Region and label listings
◆ ◆ ◆

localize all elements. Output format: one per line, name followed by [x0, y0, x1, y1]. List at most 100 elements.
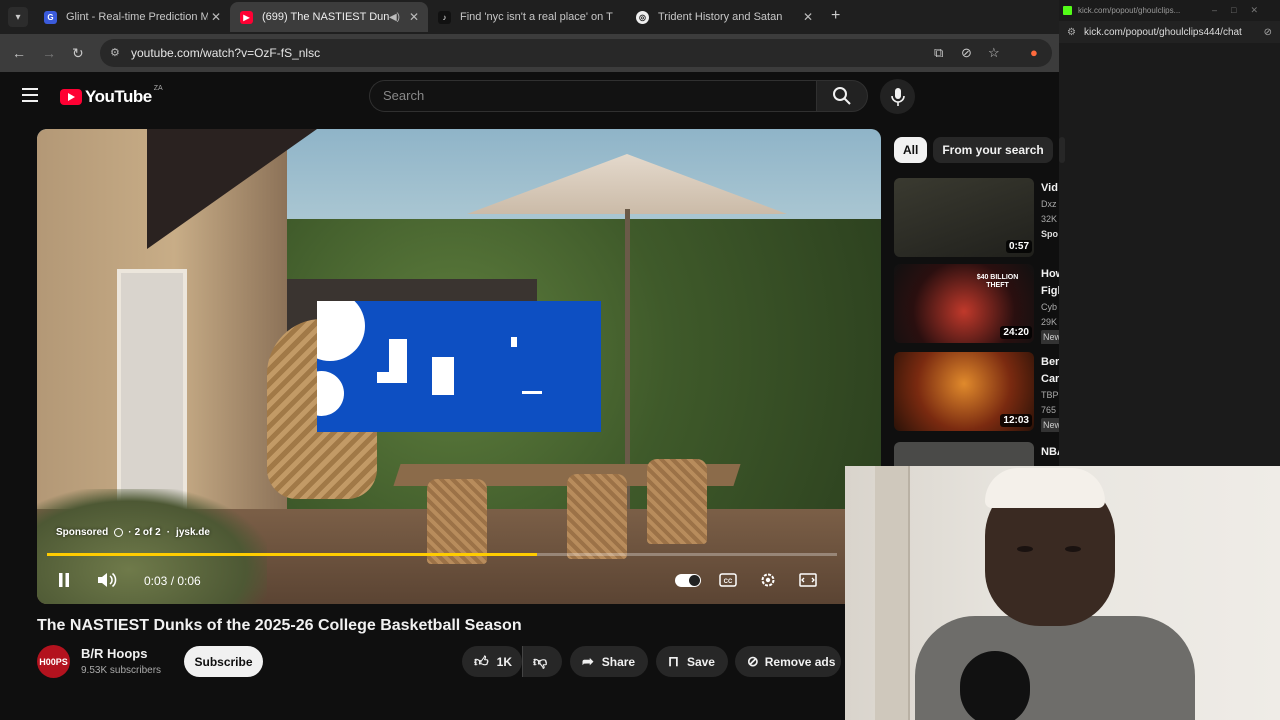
subscribe-button[interactable]: Subscribe	[184, 646, 263, 677]
pause-button[interactable]	[53, 569, 75, 591]
close-tab-icon[interactable]: ✕	[208, 10, 224, 24]
youtube-play-icon	[60, 89, 82, 105]
chip-from-your-search[interactable]: From your search	[933, 137, 1053, 163]
video-thumbnail[interactable]: 12:03	[894, 352, 1034, 431]
remove-ads-button[interactable]: ⊘ Remove ads	[735, 646, 841, 677]
browser-tab-bar: ▾ G Glint - Real-time Prediction Ma ✕ ▶ …	[0, 0, 1059, 34]
browser-toolbar: ← → ↻ ⚙ youtube.com/watch?v=OzF-fS_nlsc …	[0, 34, 1059, 72]
subscriber-count: 9.53K subscribers	[81, 665, 162, 676]
recommended-video[interactable]: NBA	[894, 442, 1059, 466]
share-button[interactable]: ➦ Share	[570, 646, 648, 677]
video-frame-chair	[567, 474, 627, 559]
ad-progress-bar[interactable]	[47, 553, 837, 556]
ad-progress-fill	[47, 553, 537, 556]
share-icon: ➦	[582, 653, 594, 669]
recommended-video[interactable]: 12:03 Ber Car TBP 765 New	[894, 352, 1059, 432]
ad-sponsored-label: Sponsored	[56, 527, 109, 538]
ad-info-bar: Sponsored · 2 of 2 · jysk.de	[56, 527, 210, 538]
search-icon	[833, 87, 851, 105]
close-tab-icon[interactable]: ✕	[800, 10, 816, 24]
channel-avatar[interactable]: H00PS	[37, 645, 70, 678]
save-button[interactable]: ⊓ Save	[656, 646, 728, 677]
screen: ▾ G Glint - Real-time Prediction Ma ✕ ▶ …	[0, 0, 1280, 720]
webcam-person-body	[915, 616, 1195, 720]
install-app-icon[interactable]: ⧉	[934, 45, 943, 61]
video-player[interactable]: Sponsored · 2 of 2 · jysk.de 0:03 / 0:06…	[37, 129, 881, 604]
speaker-icon[interactable]: ◀)	[389, 12, 400, 23]
tab-chatgpt[interactable]: ◎ Trident History and Satan ✕	[626, 2, 822, 32]
chip-overflow[interactable]	[1058, 137, 1065, 163]
pause-icon	[59, 573, 69, 587]
player-controls: 0:03 / 0:06 CC	[37, 565, 881, 595]
window-controls[interactable]: –□✕	[1212, 5, 1272, 16]
theater-mode-button[interactable]	[797, 569, 819, 591]
dislike-button[interactable]: 👎︎	[522, 646, 562, 677]
youtube-icon: ▶	[240, 10, 253, 24]
youtube-logo[interactable]: YouTube ZA	[60, 85, 163, 107]
popout-title-bar: kick.com/popout/ghoulclips... –□✕	[1059, 0, 1280, 21]
bookmark-star-icon[interactable]: ☆	[988, 45, 1000, 61]
autoplay-toggle[interactable]	[675, 574, 701, 587]
new-tab-icon[interactable]: +	[831, 8, 840, 24]
thumbs-up-icon: 👍︎	[474, 653, 489, 669]
search-button[interactable]	[816, 80, 868, 112]
svg-text:CC: CC	[724, 579, 733, 585]
microphone-icon	[890, 87, 905, 106]
video-thumbnail[interactable]	[894, 442, 1034, 466]
video-thumbnail[interactable]: $40 BILLION THEFT 24:20	[894, 264, 1034, 343]
info-icon[interactable]	[114, 528, 124, 537]
eye-off-icon[interactable]: ⊘	[1264, 27, 1272, 38]
popout-address-bar[interactable]: ⚙ kick.com/popout/ghoulclips444/chat ⊘	[1059, 21, 1280, 43]
channel-name[interactable]: B/R Hoops	[81, 646, 147, 661]
back-icon[interactable]: ←	[12, 45, 26, 61]
video-thumbnail[interactable]: 0:57	[894, 178, 1034, 257]
gear-icon	[761, 573, 775, 587]
tab-youtube[interactable]: ▶ (699) The NASTIEST Dunks ◀) ✕	[230, 2, 428, 32]
glint-icon: G	[44, 10, 57, 24]
theater-icon	[799, 573, 817, 587]
site-info-icon[interactable]: ⚙	[1067, 27, 1076, 38]
url-text: youtube.com/watch?v=OzF-fS_nlsc	[131, 46, 321, 60]
ad-domain-link[interactable]: jysk.de	[176, 527, 210, 538]
ad-logo-animation	[317, 301, 601, 432]
no-ads-icon: ⊘	[747, 653, 759, 669]
search-input[interactable]	[383, 88, 783, 103]
voice-search-button[interactable]	[880, 79, 915, 114]
site-info-icon[interactable]: ⚙	[110, 46, 120, 59]
ad-count: 2 of 2	[134, 527, 161, 538]
menu-icon[interactable]	[22, 88, 38, 102]
webcam-person-cap	[985, 468, 1105, 508]
recommended-video[interactable]: 0:57 Vid Dxz 32K Spo	[894, 178, 1059, 258]
youtube-masthead: YouTube ZA	[0, 72, 1059, 120]
forward-icon[interactable]: →	[42, 45, 56, 61]
captions-button[interactable]: CC	[717, 569, 739, 591]
thumbs-down-icon: 👎︎	[533, 653, 548, 669]
time-display: 0:03 / 0:06	[144, 574, 201, 588]
video-frame-chair	[647, 459, 707, 544]
tab-tiktok[interactable]: ♪ Find 'nyc isn't a real place' on T	[428, 2, 626, 32]
bookmark-icon: ⊓	[668, 653, 679, 669]
address-bar[interactable]: ⚙ youtube.com/watch?v=OzF-fS_nlsc ⧉ ⊘ ☆ …	[100, 39, 1052, 67]
webcam-microphone	[960, 651, 1030, 720]
kick-popout-window: kick.com/popout/ghoulclips... –□✕ ⚙ kick…	[1059, 0, 1280, 466]
settings-button[interactable]	[757, 569, 779, 591]
chatgpt-icon: ◎	[636, 10, 649, 24]
video-frame-chair	[427, 479, 487, 564]
filter-chips: All From your search	[894, 137, 1071, 163]
chip-all[interactable]: All	[894, 137, 928, 163]
tiktok-icon: ♪	[438, 10, 451, 24]
tab-search-button[interactable]: ▾	[8, 7, 28, 27]
mute-button[interactable]	[96, 569, 118, 591]
close-tab-icon[interactable]: ✕	[406, 10, 422, 24]
like-button[interactable]: 👍︎ 1K	[462, 646, 522, 677]
captions-icon: CC	[719, 573, 737, 587]
volume-icon	[98, 572, 117, 588]
kick-icon	[1063, 6, 1072, 15]
reload-icon[interactable]: ↻	[72, 45, 84, 62]
search-field[interactable]	[369, 80, 816, 112]
tab-glint[interactable]: G Glint - Real-time Prediction Ma ✕	[34, 2, 230, 32]
eye-off-icon[interactable]: ⊘	[961, 45, 972, 61]
recommended-video[interactable]: $40 BILLION THEFT 24:20 How Figl Cyb 29K…	[894, 264, 1059, 344]
webcam-overlay	[845, 466, 1280, 720]
extension-icon[interactable]: ●	[1030, 45, 1038, 60]
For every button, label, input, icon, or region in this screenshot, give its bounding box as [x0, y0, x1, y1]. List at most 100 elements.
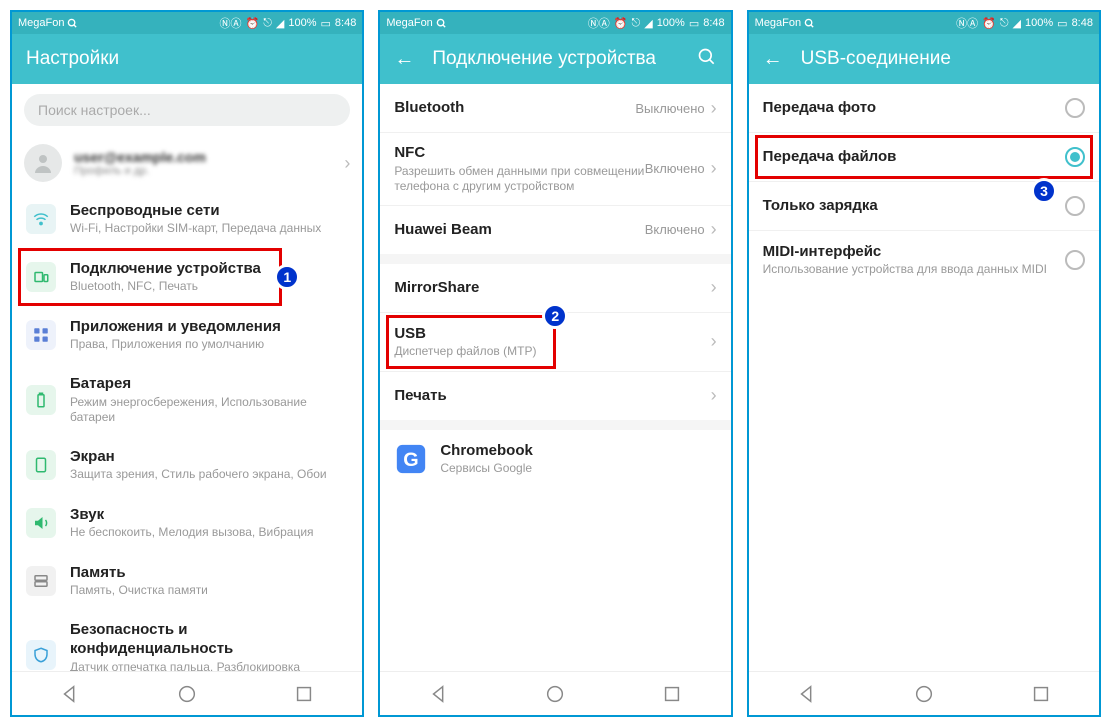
clock-time: 8:48 [703, 17, 724, 29]
clock-time: 8:48 [1072, 17, 1093, 29]
nav-home-icon[interactable] [913, 683, 935, 705]
search-input[interactable]: Поиск настроек... [24, 94, 350, 126]
item-title: Huawei Beam [394, 220, 644, 240]
chevron-right-icon: › [711, 277, 717, 298]
row-print[interactable]: Печать › [380, 372, 730, 420]
search-icon [436, 18, 447, 29]
row-usb[interactable]: USBДиспетчер файлов (MTP) › 2 [380, 313, 730, 371]
nav-recent-icon[interactable] [293, 683, 315, 705]
wifi-icon: ⎋ [263, 17, 272, 30]
carrier-label: MegaFon [18, 17, 64, 29]
nav-back-icon[interactable] [59, 683, 81, 705]
page-title: Подключение устройства [432, 48, 656, 70]
nav-bar [380, 671, 730, 715]
nav-bar [12, 671, 362, 715]
item-title: Звук [70, 505, 348, 525]
back-button[interactable]: ← [394, 48, 414, 71]
item-sub: Wi-Fi, Настройки SIM-карт, Передача данн… [70, 221, 348, 237]
nav-home-icon[interactable] [544, 683, 566, 705]
settings-item-security[interactable]: Безопасность и конфиденциальностьДатчик … [12, 610, 362, 671]
app-header: Настройки [12, 34, 362, 84]
alarm-icon: ⏰ [614, 17, 628, 30]
app-header: ← Подключение устройства [380, 34, 730, 84]
wifi-icon: ⎋ [1000, 17, 1009, 30]
item-sub: Память, Очистка памяти [70, 583, 348, 599]
row-photo-transfer[interactable]: Передача фото [749, 84, 1099, 132]
chevron-right-icon: › [711, 158, 717, 179]
nav-recent-icon[interactable] [661, 683, 683, 705]
row-huawei-beam[interactable]: Huawei Beam Включено › [380, 206, 730, 254]
apps-icon [26, 320, 56, 350]
item-status: Выключено [635, 101, 704, 116]
nav-home-icon[interactable] [176, 683, 198, 705]
item-sub: Сервисы Google [440, 461, 716, 477]
phone-screen-3: MegaFon ⓃⒶ ⏰ ⎋ ◢ 100% ▭ 8:48 ← USB-соеди… [747, 10, 1101, 717]
status-bar: MegaFon ⓃⒶ ⏰ ⎋ ◢ 100% ▭ 8:48 [749, 12, 1099, 34]
signal-icon: ◢ [276, 17, 284, 30]
settings-item-apps[interactable]: Приложения и уведомленияПрава, Приложени… [12, 306, 362, 364]
radio-button[interactable] [1065, 196, 1085, 216]
security-icon [26, 640, 56, 670]
nfc-icon: ⓃⒶ [219, 15, 241, 31]
chevron-right-icon: › [711, 219, 717, 240]
back-button[interactable]: ← [763, 48, 783, 71]
settings-item-wireless[interactable]: Беспроводные сетиWi-Fi, Настройки SIM-ка… [12, 190, 362, 248]
item-sub: Диспетчер файлов (MTP) [394, 344, 710, 360]
nav-recent-icon[interactable] [1030, 683, 1052, 705]
row-bluetooth[interactable]: Bluetooth Выключено › [380, 84, 730, 132]
row-chromebook[interactable]: G ChromebookСервисы Google [380, 430, 730, 488]
chevron-right-icon: › [711, 385, 717, 406]
item-title: Chromebook [440, 441, 716, 461]
radio-button[interactable] [1065, 98, 1085, 118]
settings-item-sound[interactable]: ЗвукНе беспокоить, Мелодия вызова, Вибра… [12, 494, 362, 552]
display-icon [26, 450, 56, 480]
item-title: Безопасность и конфиденциальность [70, 620, 348, 659]
nfc-icon: ⓃⒶ [588, 15, 610, 31]
chevron-right-icon: › [711, 98, 717, 119]
chevron-right-icon: › [711, 331, 717, 352]
item-title: Только зарядка [763, 196, 1065, 216]
item-status: Включено [645, 222, 705, 237]
nav-back-icon[interactable] [428, 683, 450, 705]
row-file-transfer[interactable]: Передача файлов [749, 133, 1099, 181]
item-title: Bluetooth [394, 98, 635, 118]
item-title: Передача файлов [763, 147, 1065, 167]
item-sub: Датчик отпечатка пальца, Разблокировка р… [70, 660, 348, 671]
profile-sub: Профиль и др. [74, 165, 344, 177]
app-header: ← USB-соединение [749, 34, 1099, 84]
item-sub: Разрешить обмен данными при совмещении т… [394, 164, 644, 195]
item-title: NFC [394, 143, 644, 163]
step-badge-1: 1 [274, 264, 300, 290]
nav-back-icon[interactable] [796, 683, 818, 705]
settings-body: Поиск настроек... user@example.com Профи… [12, 84, 362, 671]
item-sub: Использование устройства для ввода данны… [763, 262, 1065, 278]
step-badge-3: 3 [1031, 178, 1057, 204]
carrier-label: MegaFon [386, 17, 432, 29]
item-title: Беспроводные сети [70, 201, 348, 221]
settings-item-storage[interactable]: ПамятьПамять, Очистка памяти [12, 552, 362, 610]
alarm-icon: ⏰ [245, 17, 259, 30]
item-title: MIDI-интерфейс [763, 242, 1065, 262]
row-midi[interactable]: MIDI-интерфейсИспользование устройства д… [749, 231, 1099, 289]
settings-item-battery[interactable]: БатареяРежим энергосбережения, Использов… [12, 364, 362, 436]
radio-button[interactable] [1065, 147, 1085, 167]
row-nfc[interactable]: NFCРазрешить обмен данными при совмещени… [380, 133, 730, 205]
item-title: Подключение устройства [70, 259, 348, 279]
radio-button[interactable] [1065, 250, 1085, 270]
sound-icon [26, 508, 56, 538]
settings-item-device-connection[interactable]: Подключение устройстваBluetooth, NFC, Пе… [12, 248, 362, 306]
battery-percent: 100% [657, 17, 685, 29]
search-button[interactable] [697, 47, 717, 72]
carrier-label: MegaFon [755, 17, 801, 29]
profile-name: user@example.com [74, 149, 344, 165]
item-sub: Режим энергосбережения, Использование ба… [70, 395, 348, 426]
item-sub: Не беспокоить, Мелодия вызова, Вибрация [70, 525, 348, 541]
item-title: Передача фото [763, 98, 1065, 118]
avatar [24, 144, 62, 182]
search-icon [804, 18, 815, 29]
battery-percent: 100% [1025, 17, 1053, 29]
device-connection-body: Bluetooth Выключено › NFCРазрешить обмен… [380, 84, 730, 671]
settings-item-display[interactable]: ЭкранЗащита зрения, Стиль рабочего экран… [12, 436, 362, 494]
chromebook-icon: G [394, 442, 428, 476]
profile-row[interactable]: user@example.com Профиль и др. › [12, 136, 362, 190]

◆ ◆ ◆

Task goal
Can you write out again, unchanged, the stretch of lines in the items above from the line containing "646, 263, 677]" through the line containing "browser-toolbar: ← →"?

Finished answer
subscribe-button[interactable]: Subscribe	[184, 646, 263, 677]
pause-button[interactable]	[53, 569, 75, 591]
close-tab-icon[interactable]: ✕	[208, 10, 224, 24]
youtube-play-icon	[60, 89, 82, 105]
chip-from-your-search[interactable]: From your search	[933, 137, 1053, 163]
video-thumbnail[interactable]: 12:03	[894, 352, 1034, 431]
remove-ads-button[interactable]: ⊘ Remove ads	[735, 646, 841, 677]
browser-tab-bar: ▾ G Glint - Real-time Prediction Ma ✕ ▶ …	[0, 0, 1059, 34]
browser-toolbar: ← → ↻ ⚙ youtube.com/watch?v=OzF-fS_nlsc …	[0, 34, 1059, 72]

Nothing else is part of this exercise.